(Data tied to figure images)
┏━━

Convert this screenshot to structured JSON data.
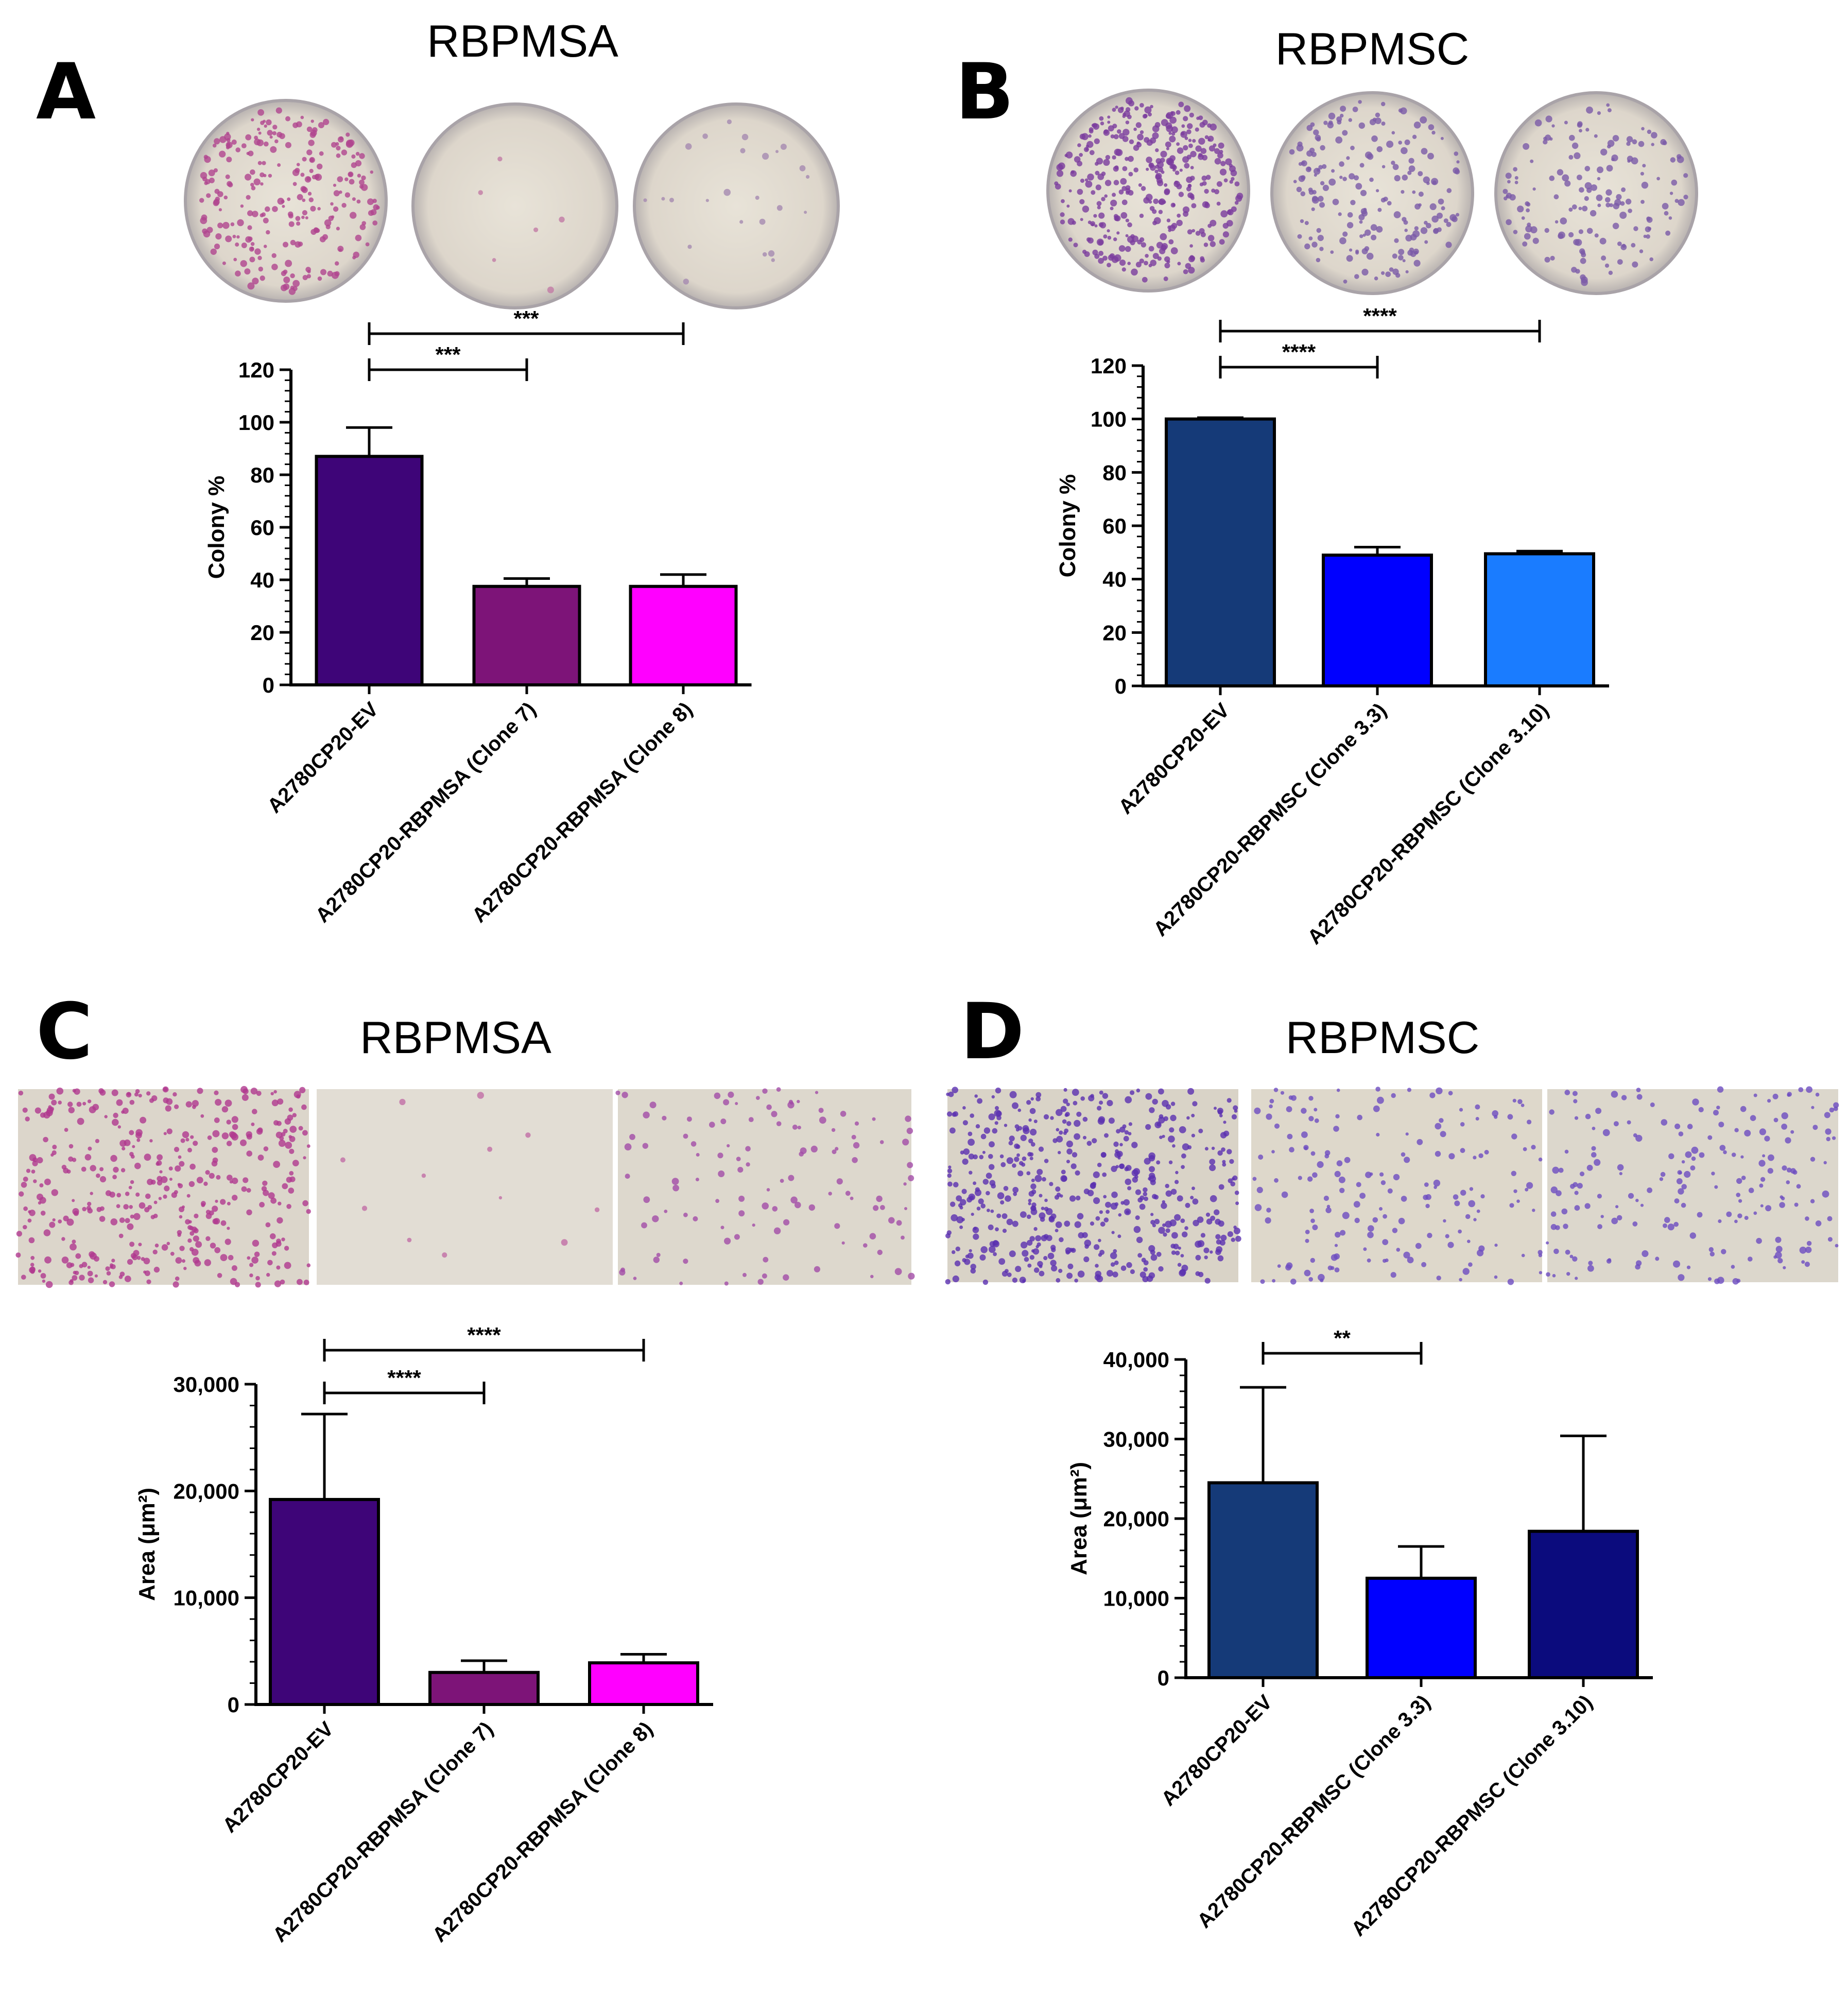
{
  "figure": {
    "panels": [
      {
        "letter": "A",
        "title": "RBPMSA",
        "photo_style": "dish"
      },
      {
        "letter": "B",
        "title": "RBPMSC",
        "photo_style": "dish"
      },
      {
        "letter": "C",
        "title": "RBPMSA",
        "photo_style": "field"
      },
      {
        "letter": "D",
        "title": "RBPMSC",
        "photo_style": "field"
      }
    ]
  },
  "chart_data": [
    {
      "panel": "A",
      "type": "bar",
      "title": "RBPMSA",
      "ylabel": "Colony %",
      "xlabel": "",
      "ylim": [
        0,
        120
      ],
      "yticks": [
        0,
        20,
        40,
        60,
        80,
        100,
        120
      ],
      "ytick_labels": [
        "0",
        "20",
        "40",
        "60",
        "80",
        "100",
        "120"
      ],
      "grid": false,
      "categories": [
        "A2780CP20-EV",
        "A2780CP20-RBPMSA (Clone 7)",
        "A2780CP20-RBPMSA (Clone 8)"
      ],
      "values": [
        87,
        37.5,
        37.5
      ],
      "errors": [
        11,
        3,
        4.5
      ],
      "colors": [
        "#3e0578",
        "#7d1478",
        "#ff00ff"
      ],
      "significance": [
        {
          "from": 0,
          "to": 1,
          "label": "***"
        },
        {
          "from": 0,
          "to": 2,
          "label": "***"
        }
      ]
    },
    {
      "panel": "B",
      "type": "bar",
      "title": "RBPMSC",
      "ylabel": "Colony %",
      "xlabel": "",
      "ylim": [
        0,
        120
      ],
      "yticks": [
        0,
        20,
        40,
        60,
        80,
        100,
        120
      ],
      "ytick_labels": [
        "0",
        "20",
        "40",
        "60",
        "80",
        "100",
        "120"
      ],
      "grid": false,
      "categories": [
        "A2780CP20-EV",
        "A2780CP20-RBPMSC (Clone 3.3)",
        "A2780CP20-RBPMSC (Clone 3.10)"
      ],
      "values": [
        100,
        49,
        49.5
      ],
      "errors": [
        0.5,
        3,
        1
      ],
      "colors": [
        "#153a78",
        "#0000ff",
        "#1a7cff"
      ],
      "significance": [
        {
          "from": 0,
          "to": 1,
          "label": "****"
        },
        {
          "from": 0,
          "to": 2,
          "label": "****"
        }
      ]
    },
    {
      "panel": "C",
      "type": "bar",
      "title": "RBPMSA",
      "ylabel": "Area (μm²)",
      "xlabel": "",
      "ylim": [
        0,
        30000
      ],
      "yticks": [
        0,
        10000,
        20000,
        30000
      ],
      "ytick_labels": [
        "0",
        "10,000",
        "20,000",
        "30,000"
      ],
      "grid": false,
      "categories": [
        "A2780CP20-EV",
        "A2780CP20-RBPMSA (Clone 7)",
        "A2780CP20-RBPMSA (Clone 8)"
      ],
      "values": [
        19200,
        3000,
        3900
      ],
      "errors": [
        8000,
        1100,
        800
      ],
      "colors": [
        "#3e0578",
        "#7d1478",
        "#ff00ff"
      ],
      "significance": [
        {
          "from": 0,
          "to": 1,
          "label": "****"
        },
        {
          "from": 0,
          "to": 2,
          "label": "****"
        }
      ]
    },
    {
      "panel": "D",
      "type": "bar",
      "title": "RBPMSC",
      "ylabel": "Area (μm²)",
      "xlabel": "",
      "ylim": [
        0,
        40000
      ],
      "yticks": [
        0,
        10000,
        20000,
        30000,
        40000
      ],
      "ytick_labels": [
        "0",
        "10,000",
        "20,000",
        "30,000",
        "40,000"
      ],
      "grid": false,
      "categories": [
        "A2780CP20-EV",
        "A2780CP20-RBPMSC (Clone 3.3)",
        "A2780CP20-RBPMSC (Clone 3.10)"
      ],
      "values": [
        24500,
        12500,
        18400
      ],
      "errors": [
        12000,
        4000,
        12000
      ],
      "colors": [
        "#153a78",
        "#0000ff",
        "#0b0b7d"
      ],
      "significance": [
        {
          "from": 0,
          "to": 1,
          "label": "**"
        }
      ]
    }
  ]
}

┗━━

Transcribe the records above exactly as they appear, leaving out any pictures.

• EXPECTED ANSWER
Convert this screenshot to structured JSON data.
{
  "figure": {
    "panels": [
      {
        "letter": "A",
        "title": "RBPMSA",
        "photo_style": "dish"
      },
      {
        "letter": "B",
        "title": "RBPMSC",
        "photo_style": "dish"
      },
      {
        "letter": "C",
        "title": "RBPMSA",
        "photo_style": "field"
      },
      {
        "letter": "D",
        "title": "RBPMSC",
        "photo_style": "field"
      }
    ]
  },
  "chart_data": [
    {
      "panel": "A",
      "type": "bar",
      "title": "RBPMSA",
      "ylabel": "Colony %",
      "xlabel": "",
      "ylim": [
        0,
        120
      ],
      "yticks": [
        0,
        20,
        40,
        60,
        80,
        100,
        120
      ],
      "ytick_labels": [
        "0",
        "20",
        "40",
        "60",
        "80",
        "100",
        "120"
      ],
      "grid": false,
      "categories": [
        "A2780CP20-EV",
        "A2780CP20-RBPMSA (Clone 7)",
        "A2780CP20-RBPMSA (Clone 8)"
      ],
      "values": [
        87,
        37.5,
        37.5
      ],
      "errors": [
        11,
        3,
        4.5
      ],
      "colors": [
        "#3e0578",
        "#7d1478",
        "#ff00ff"
      ],
      "significance": [
        {
          "from": 0,
          "to": 1,
          "label": "***"
        },
        {
          "from": 0,
          "to": 2,
          "label": "***"
        }
      ]
    },
    {
      "panel": "B",
      "type": "bar",
      "title": "RBPMSC",
      "ylabel": "Colony %",
      "xlabel": "",
      "ylim": [
        0,
        120
      ],
      "yticks": [
        0,
        20,
        40,
        60,
        80,
        100,
        120
      ],
      "ytick_labels": [
        "0",
        "20",
        "40",
        "60",
        "80",
        "100",
        "120"
      ],
      "grid": false,
      "categories": [
        "A2780CP20-EV",
        "A2780CP20-RBPMSC (Clone 3.3)",
        "A2780CP20-RBPMSC (Clone 3.10)"
      ],
      "values": [
        100,
        49,
        49.5
      ],
      "errors": [
        0.5,
        3,
        1
      ],
      "colors": [
        "#153a78",
        "#0000ff",
        "#1a7cff"
      ],
      "significance": [
        {
          "from": 0,
          "to": 1,
          "label": "****"
        },
        {
          "from": 0,
          "to": 2,
          "label": "****"
        }
      ]
    },
    {
      "panel": "C",
      "type": "bar",
      "title": "RBPMSA",
      "ylabel": "Area (μm²)",
      "xlabel": "",
      "ylim": [
        0,
        30000
      ],
      "yticks": [
        0,
        10000,
        20000,
        30000
      ],
      "ytick_labels": [
        "0",
        "10,000",
        "20,000",
        "30,000"
      ],
      "grid": false,
      "categories": [
        "A2780CP20-EV",
        "A2780CP20-RBPMSA (Clone 7)",
        "A2780CP20-RBPMSA (Clone 8)"
      ],
      "values": [
        19200,
        3000,
        3900
      ],
      "errors": [
        8000,
        1100,
        800
      ],
      "colors": [
        "#3e0578",
        "#7d1478",
        "#ff00ff"
      ],
      "significance": [
        {
          "from": 0,
          "to": 1,
          "label": "****"
        },
        {
          "from": 0,
          "to": 2,
          "label": "****"
        }
      ]
    },
    {
      "panel": "D",
      "type": "bar",
      "title": "RBPMSC",
      "ylabel": "Area (μm²)",
      "xlabel": "",
      "ylim": [
        0,
        40000
      ],
      "yticks": [
        0,
        10000,
        20000,
        30000,
        40000
      ],
      "ytick_labels": [
        "0",
        "10,000",
        "20,000",
        "30,000",
        "40,000"
      ],
      "grid": false,
      "categories": [
        "A2780CP20-EV",
        "A2780CP20-RBPMSC (Clone 3.3)",
        "A2780CP20-RBPMSC (Clone 3.10)"
      ],
      "values": [
        24500,
        12500,
        18400
      ],
      "errors": [
        12000,
        4000,
        12000
      ],
      "colors": [
        "#153a78",
        "#0000ff",
        "#0b0b7d"
      ],
      "significance": [
        {
          "from": 0,
          "to": 1,
          "label": "**"
        }
      ]
    }
  ]
}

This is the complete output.